Drop every picture and give the entries back exactly.
+++
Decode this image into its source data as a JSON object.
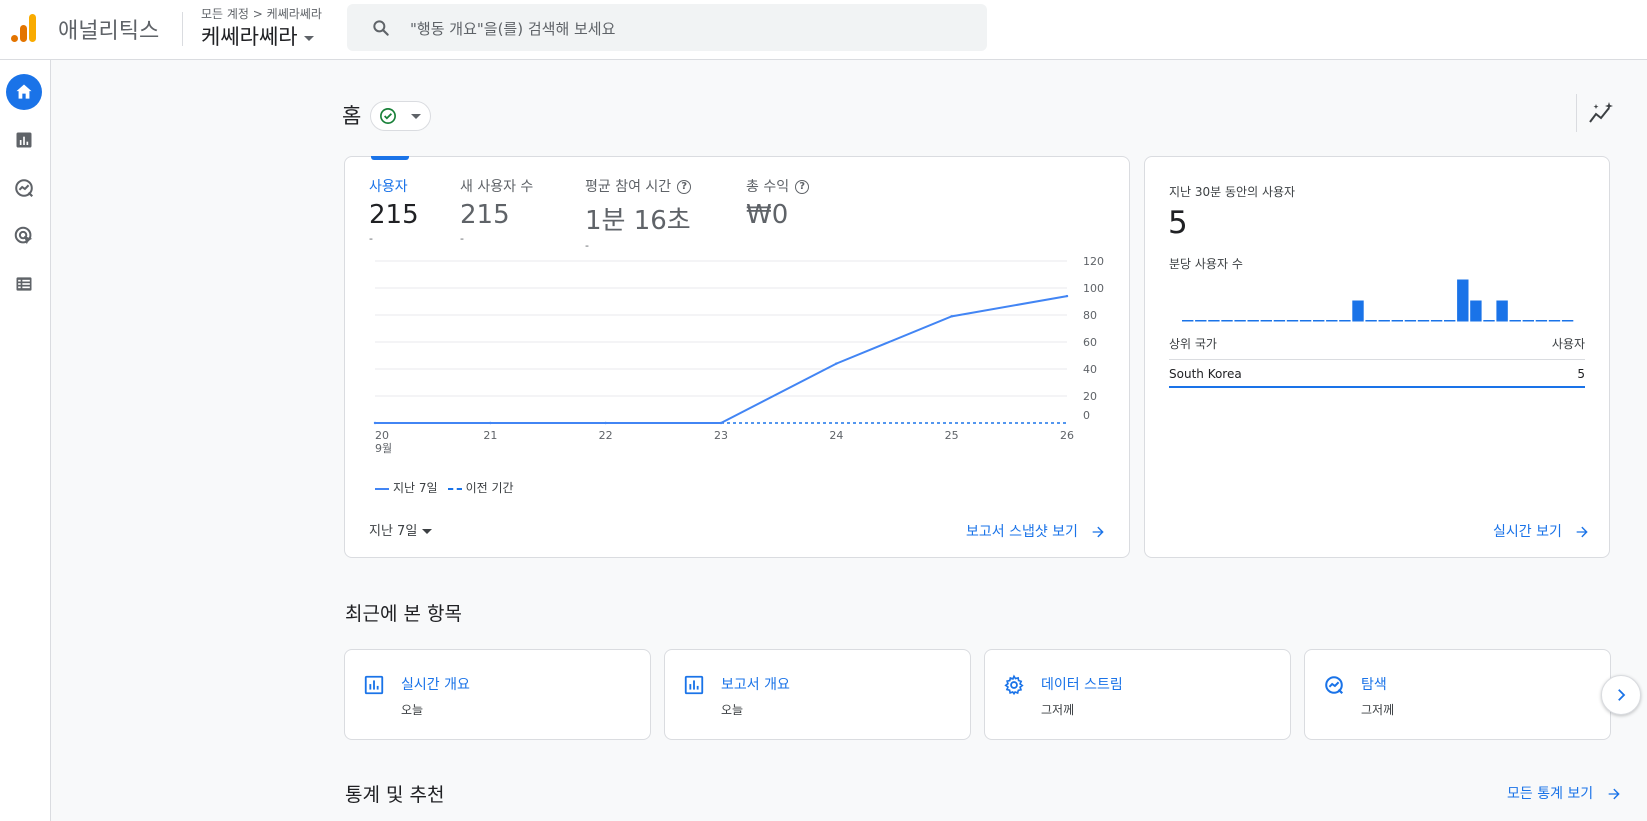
{
  "app": {
    "name": "애널리틱스",
    "breadcrumb": "모든 계정 > 케쎄라쎄라",
    "property": "케쎄라쎄라"
  },
  "search": {
    "placeholder": "\"행동 개요\"을(를) 검색해 보세요"
  },
  "sidebar": {
    "icons": [
      "home-icon",
      "reports-icon",
      "explore-icon",
      "advertising-icon",
      "configure-icon"
    ],
    "active": "home-icon"
  },
  "page": {
    "title": "홈"
  },
  "metrics": [
    {
      "label": "사용자",
      "value": "215",
      "delta": "-",
      "active": true
    },
    {
      "label": "새 사용자 수",
      "value": "215",
      "delta": "-",
      "active": false
    },
    {
      "label": "평균 참여 시간",
      "value": "1분 16초",
      "delta": "-",
      "active": false
    },
    {
      "label": "총 수익",
      "value": "₩0",
      "delta": "",
      "active": false
    }
  ],
  "chart_data": {
    "type": "line",
    "x": [
      "20",
      "21",
      "22",
      "23",
      "24",
      "25",
      "26"
    ],
    "x_sublabel": "9월",
    "y_ticks": [
      0,
      20,
      40,
      60,
      80,
      100,
      120
    ],
    "ylim": [
      0,
      120
    ],
    "series": [
      {
        "name": "지난 7일",
        "values": [
          0,
          0,
          0,
          0,
          44,
          79,
          94
        ],
        "style": "solid",
        "color": "#4285f4"
      },
      {
        "name": "이전 기간",
        "values": [
          0,
          0,
          0,
          0,
          0,
          0,
          0
        ],
        "style": "dashed",
        "color": "#1a73e8"
      }
    ]
  },
  "range": {
    "label": "지난 7일"
  },
  "links": {
    "snapshot": "보고서 스냅샷 보기",
    "realtime": "실시간 보기",
    "all_insights": "모든 통계 보기"
  },
  "realtime": {
    "label": "지난 30분 동안의 사용자",
    "value": "5",
    "per_minute_label": "분당 사용자 수",
    "per_minute": [
      0,
      0,
      0,
      0,
      0,
      0,
      0,
      0,
      0,
      0,
      0,
      0,
      0,
      1,
      0,
      0,
      0,
      0,
      0,
      0,
      0,
      2,
      1,
      0,
      1,
      0,
      0,
      0,
      0,
      0
    ],
    "table": {
      "col1": "상위 국가",
      "col2": "사용자",
      "rows": [
        {
          "country": "South Korea",
          "users": "5"
        }
      ]
    }
  },
  "recent": {
    "title": "최근에 본 항목",
    "items": [
      {
        "title": "실시간 개요",
        "sub": "오늘",
        "icon": "bar-chart-icon"
      },
      {
        "title": "보고서 개요",
        "sub": "오늘",
        "icon": "bar-chart-icon"
      },
      {
        "title": "데이터 스트림",
        "sub": "그저께",
        "icon": "gear-icon"
      },
      {
        "title": "탐색",
        "sub": "그저께",
        "icon": "explore-icon"
      }
    ]
  },
  "insights": {
    "title": "통계 및 추천"
  },
  "colors": {
    "accent": "#1a73e8",
    "logo_orange": "#f9ab00",
    "logo_dark_orange": "#e37400",
    "success": "#188038"
  }
}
+++
== Output of the exercise ==
Decode this image into its source data as a JSON object.
{
  "app": {
    "name": "애널리틱스",
    "breadcrumb": "모든 계정 > 케쎄라쎄라",
    "property": "케쎄라쎄라"
  },
  "search": {
    "placeholder": "\"행동 개요\"을(를) 검색해 보세요"
  },
  "sidebar": {
    "icons": [
      "home-icon",
      "reports-icon",
      "explore-icon",
      "advertising-icon",
      "configure-icon"
    ],
    "active": "home-icon"
  },
  "page": {
    "title": "홈"
  },
  "metrics": [
    {
      "label": "사용자",
      "value": "215",
      "delta": "-",
      "active": true
    },
    {
      "label": "새 사용자 수",
      "value": "215",
      "delta": "-",
      "active": false
    },
    {
      "label": "평균 참여 시간",
      "value": "1분 16초",
      "delta": "-",
      "active": false
    },
    {
      "label": "총 수익",
      "value": "₩0",
      "delta": "",
      "active": false
    }
  ],
  "chart_data": {
    "type": "line",
    "x": [
      "20",
      "21",
      "22",
      "23",
      "24",
      "25",
      "26"
    ],
    "x_sublabel": "9월",
    "y_ticks": [
      0,
      20,
      40,
      60,
      80,
      100,
      120
    ],
    "ylim": [
      0,
      120
    ],
    "series": [
      {
        "name": "지난 7일",
        "values": [
          0,
          0,
          0,
          0,
          44,
          79,
          94
        ],
        "style": "solid",
        "color": "#4285f4"
      },
      {
        "name": "이전 기간",
        "values": [
          0,
          0,
          0,
          0,
          0,
          0,
          0
        ],
        "style": "dashed",
        "color": "#1a73e8"
      }
    ]
  },
  "range": {
    "label": "지난 7일"
  },
  "links": {
    "snapshot": "보고서 스냅샷 보기",
    "realtime": "실시간 보기",
    "all_insights": "모든 통계 보기"
  },
  "realtime": {
    "label": "지난 30분 동안의 사용자",
    "value": "5",
    "per_minute_label": "분당 사용자 수",
    "per_minute": [
      0,
      0,
      0,
      0,
      0,
      0,
      0,
      0,
      0,
      0,
      0,
      0,
      0,
      1,
      0,
      0,
      0,
      0,
      0,
      0,
      0,
      2,
      1,
      0,
      1,
      0,
      0,
      0,
      0,
      0
    ],
    "table": {
      "col1": "상위 국가",
      "col2": "사용자",
      "rows": [
        {
          "country": "South Korea",
          "users": "5"
        }
      ]
    }
  },
  "recent": {
    "title": "최근에 본 항목",
    "items": [
      {
        "title": "실시간 개요",
        "sub": "오늘",
        "icon": "bar-chart-icon"
      },
      {
        "title": "보고서 개요",
        "sub": "오늘",
        "icon": "bar-chart-icon"
      },
      {
        "title": "데이터 스트림",
        "sub": "그저께",
        "icon": "gear-icon"
      },
      {
        "title": "탐색",
        "sub": "그저께",
        "icon": "explore-icon"
      }
    ]
  },
  "insights": {
    "title": "통계 및 추천"
  },
  "colors": {
    "accent": "#1a73e8",
    "logo_orange": "#f9ab00",
    "logo_dark_orange": "#e37400",
    "success": "#188038"
  }
}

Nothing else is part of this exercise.